--- start of EXCERPTED RECORDS ---

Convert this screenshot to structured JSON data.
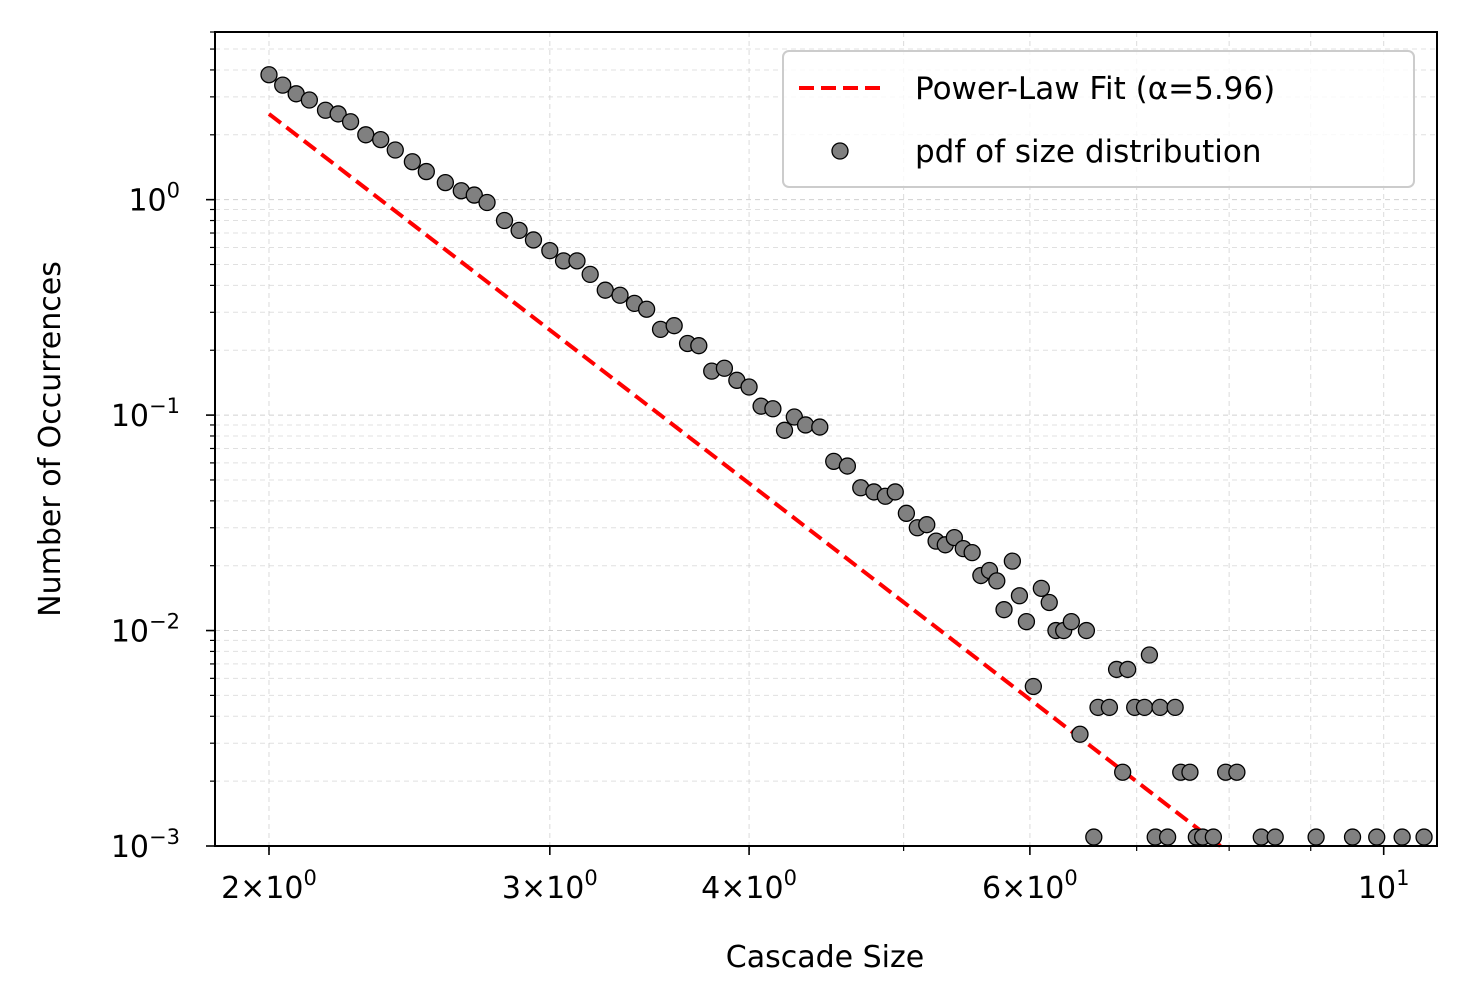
{
  "chart_data": {
    "type": "scatter",
    "xlabel": "Cascade Size",
    "ylabel": "Number of Occurrences",
    "xscale": "log",
    "yscale": "log",
    "xlim": [
      1.85,
      10.8
    ],
    "ylim": [
      0.001,
      6.0
    ],
    "grid": true,
    "legend_position": "top-right",
    "x_ticks": [
      {
        "value": 2,
        "mantissa": "2",
        "exp": "0"
      },
      {
        "value": 3,
        "mantissa": "3",
        "exp": "0"
      },
      {
        "value": 4,
        "mantissa": "4",
        "exp": "0"
      },
      {
        "value": 6,
        "mantissa": "6",
        "exp": "0"
      },
      {
        "value": 10,
        "mantissa": "",
        "exp": "1"
      }
    ],
    "y_ticks": [
      {
        "value": 1,
        "exp": "0"
      },
      {
        "value": 0.1,
        "exp": "−1"
      },
      {
        "value": 0.01,
        "exp": "−2"
      },
      {
        "value": 0.001,
        "exp": "−3"
      }
    ],
    "series": [
      {
        "name": "Power-Law Fit (α=5.96)",
        "kind": "line",
        "style": "dashed",
        "color": "#ff0000",
        "x": [
          2.0,
          7.9
        ],
        "y": [
          2.5,
          0.001
        ]
      },
      {
        "name": "pdf of size distribution",
        "kind": "scatter",
        "color": "#808080",
        "edgecolor": "#000000",
        "points": [
          [
            2.0,
            3.8
          ],
          [
            2.04,
            3.4
          ],
          [
            2.08,
            3.1
          ],
          [
            2.12,
            2.9
          ],
          [
            2.17,
            2.6
          ],
          [
            2.21,
            2.5
          ],
          [
            2.25,
            2.3
          ],
          [
            2.3,
            2.0
          ],
          [
            2.35,
            1.9
          ],
          [
            2.4,
            1.7
          ],
          [
            2.46,
            1.5
          ],
          [
            2.51,
            1.35
          ],
          [
            2.58,
            1.2
          ],
          [
            2.64,
            1.1
          ],
          [
            2.69,
            1.05
          ],
          [
            2.74,
            0.97
          ],
          [
            2.81,
            0.8
          ],
          [
            2.87,
            0.72
          ],
          [
            2.93,
            0.65
          ],
          [
            3.0,
            0.58
          ],
          [
            3.06,
            0.52
          ],
          [
            3.12,
            0.52
          ],
          [
            3.18,
            0.45
          ],
          [
            3.25,
            0.38
          ],
          [
            3.32,
            0.36
          ],
          [
            3.39,
            0.33
          ],
          [
            3.45,
            0.31
          ],
          [
            3.52,
            0.25
          ],
          [
            3.59,
            0.26
          ],
          [
            3.66,
            0.215
          ],
          [
            3.72,
            0.21
          ],
          [
            3.79,
            0.16
          ],
          [
            3.86,
            0.165
          ],
          [
            3.93,
            0.145
          ],
          [
            4.0,
            0.135
          ],
          [
            4.07,
            0.11
          ],
          [
            4.14,
            0.107
          ],
          [
            4.21,
            0.085
          ],
          [
            4.27,
            0.098
          ],
          [
            4.34,
            0.09
          ],
          [
            4.43,
            0.088
          ],
          [
            4.52,
            0.061
          ],
          [
            4.61,
            0.058
          ],
          [
            4.7,
            0.046
          ],
          [
            4.79,
            0.044
          ],
          [
            4.87,
            0.042
          ],
          [
            4.94,
            0.044
          ],
          [
            5.02,
            0.035
          ],
          [
            5.1,
            0.03
          ],
          [
            5.17,
            0.031
          ],
          [
            5.24,
            0.026
          ],
          [
            5.31,
            0.025
          ],
          [
            5.38,
            0.027
          ],
          [
            5.45,
            0.024
          ],
          [
            5.52,
            0.023
          ],
          [
            5.59,
            0.018
          ],
          [
            5.66,
            0.019
          ],
          [
            5.72,
            0.017
          ],
          [
            5.78,
            0.0125
          ],
          [
            5.85,
            0.021
          ],
          [
            5.91,
            0.0145
          ],
          [
            5.97,
            0.011
          ],
          [
            6.03,
            0.0055
          ],
          [
            6.1,
            0.0157
          ],
          [
            6.17,
            0.0135
          ],
          [
            6.23,
            0.01
          ],
          [
            6.3,
            0.01
          ],
          [
            6.37,
            0.011
          ],
          [
            6.45,
            0.0033
          ],
          [
            6.51,
            0.01
          ],
          [
            6.58,
            0.0011
          ],
          [
            6.62,
            0.0044
          ],
          [
            6.73,
            0.0044
          ],
          [
            6.8,
            0.0066
          ],
          [
            6.86,
            0.0022
          ],
          [
            6.91,
            0.0066
          ],
          [
            6.98,
            0.0044
          ],
          [
            7.08,
            0.0044
          ],
          [
            7.13,
            0.0077
          ],
          [
            7.19,
            0.0011
          ],
          [
            7.24,
            0.0044
          ],
          [
            7.32,
            0.0011
          ],
          [
            7.4,
            0.0044
          ],
          [
            7.46,
            0.0022
          ],
          [
            7.56,
            0.0022
          ],
          [
            7.63,
            0.0011
          ],
          [
            7.7,
            0.0011
          ],
          [
            7.82,
            0.0011
          ],
          [
            7.96,
            0.0022
          ],
          [
            8.09,
            0.0022
          ],
          [
            8.38,
            0.0011
          ],
          [
            8.55,
            0.0011
          ],
          [
            9.07,
            0.0011
          ],
          [
            9.56,
            0.0011
          ],
          [
            9.9,
            0.0011
          ],
          [
            10.27,
            0.0011
          ],
          [
            10.6,
            0.0011
          ]
        ]
      }
    ]
  }
}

--- end of EXCERPTED RECORDS ---

TASK DIRECTIONS:
Make a verbatim copy of all the entries and strip out the pictures.

THE REPLY:
Convert this screenshot to structured JSON data.
{
  "chart_data": {
    "type": "scatter",
    "xlabel": "Cascade Size",
    "ylabel": "Number of Occurrences",
    "xscale": "log",
    "yscale": "log",
    "xlim": [
      1.85,
      10.8
    ],
    "ylim": [
      0.001,
      6.0
    ],
    "grid": true,
    "legend_position": "top-right",
    "x_ticks": [
      {
        "value": 2,
        "mantissa": "2",
        "exp": "0"
      },
      {
        "value": 3,
        "mantissa": "3",
        "exp": "0"
      },
      {
        "value": 4,
        "mantissa": "4",
        "exp": "0"
      },
      {
        "value": 6,
        "mantissa": "6",
        "exp": "0"
      },
      {
        "value": 10,
        "mantissa": "",
        "exp": "1"
      }
    ],
    "y_ticks": [
      {
        "value": 1,
        "exp": "0"
      },
      {
        "value": 0.1,
        "exp": "−1"
      },
      {
        "value": 0.01,
        "exp": "−2"
      },
      {
        "value": 0.001,
        "exp": "−3"
      }
    ],
    "series": [
      {
        "name": "Power-Law Fit (α=5.96)",
        "kind": "line",
        "style": "dashed",
        "color": "#ff0000",
        "x": [
          2.0,
          7.9
        ],
        "y": [
          2.5,
          0.001
        ]
      },
      {
        "name": "pdf of size distribution",
        "kind": "scatter",
        "color": "#808080",
        "edgecolor": "#000000",
        "points": [
          [
            2.0,
            3.8
          ],
          [
            2.04,
            3.4
          ],
          [
            2.08,
            3.1
          ],
          [
            2.12,
            2.9
          ],
          [
            2.17,
            2.6
          ],
          [
            2.21,
            2.5
          ],
          [
            2.25,
            2.3
          ],
          [
            2.3,
            2.0
          ],
          [
            2.35,
            1.9
          ],
          [
            2.4,
            1.7
          ],
          [
            2.46,
            1.5
          ],
          [
            2.51,
            1.35
          ],
          [
            2.58,
            1.2
          ],
          [
            2.64,
            1.1
          ],
          [
            2.69,
            1.05
          ],
          [
            2.74,
            0.97
          ],
          [
            2.81,
            0.8
          ],
          [
            2.87,
            0.72
          ],
          [
            2.93,
            0.65
          ],
          [
            3.0,
            0.58
          ],
          [
            3.06,
            0.52
          ],
          [
            3.12,
            0.52
          ],
          [
            3.18,
            0.45
          ],
          [
            3.25,
            0.38
          ],
          [
            3.32,
            0.36
          ],
          [
            3.39,
            0.33
          ],
          [
            3.45,
            0.31
          ],
          [
            3.52,
            0.25
          ],
          [
            3.59,
            0.26
          ],
          [
            3.66,
            0.215
          ],
          [
            3.72,
            0.21
          ],
          [
            3.79,
            0.16
          ],
          [
            3.86,
            0.165
          ],
          [
            3.93,
            0.145
          ],
          [
            4.0,
            0.135
          ],
          [
            4.07,
            0.11
          ],
          [
            4.14,
            0.107
          ],
          [
            4.21,
            0.085
          ],
          [
            4.27,
            0.098
          ],
          [
            4.34,
            0.09
          ],
          [
            4.43,
            0.088
          ],
          [
            4.52,
            0.061
          ],
          [
            4.61,
            0.058
          ],
          [
            4.7,
            0.046
          ],
          [
            4.79,
            0.044
          ],
          [
            4.87,
            0.042
          ],
          [
            4.94,
            0.044
          ],
          [
            5.02,
            0.035
          ],
          [
            5.1,
            0.03
          ],
          [
            5.17,
            0.031
          ],
          [
            5.24,
            0.026
          ],
          [
            5.31,
            0.025
          ],
          [
            5.38,
            0.027
          ],
          [
            5.45,
            0.024
          ],
          [
            5.52,
            0.023
          ],
          [
            5.59,
            0.018
          ],
          [
            5.66,
            0.019
          ],
          [
            5.72,
            0.017
          ],
          [
            5.78,
            0.0125
          ],
          [
            5.85,
            0.021
          ],
          [
            5.91,
            0.0145
          ],
          [
            5.97,
            0.011
          ],
          [
            6.03,
            0.0055
          ],
          [
            6.1,
            0.0157
          ],
          [
            6.17,
            0.0135
          ],
          [
            6.23,
            0.01
          ],
          [
            6.3,
            0.01
          ],
          [
            6.37,
            0.011
          ],
          [
            6.45,
            0.0033
          ],
          [
            6.51,
            0.01
          ],
          [
            6.58,
            0.0011
          ],
          [
            6.62,
            0.0044
          ],
          [
            6.73,
            0.0044
          ],
          [
            6.8,
            0.0066
          ],
          [
            6.86,
            0.0022
          ],
          [
            6.91,
            0.0066
          ],
          [
            6.98,
            0.0044
          ],
          [
            7.08,
            0.0044
          ],
          [
            7.13,
            0.0077
          ],
          [
            7.19,
            0.0011
          ],
          [
            7.24,
            0.0044
          ],
          [
            7.32,
            0.0011
          ],
          [
            7.4,
            0.0044
          ],
          [
            7.46,
            0.0022
          ],
          [
            7.56,
            0.0022
          ],
          [
            7.63,
            0.0011
          ],
          [
            7.7,
            0.0011
          ],
          [
            7.82,
            0.0011
          ],
          [
            7.96,
            0.0022
          ],
          [
            8.09,
            0.0022
          ],
          [
            8.38,
            0.0011
          ],
          [
            8.55,
            0.0011
          ],
          [
            9.07,
            0.0011
          ],
          [
            9.56,
            0.0011
          ],
          [
            9.9,
            0.0011
          ],
          [
            10.27,
            0.0011
          ],
          [
            10.6,
            0.0011
          ]
        ]
      }
    ]
  }
}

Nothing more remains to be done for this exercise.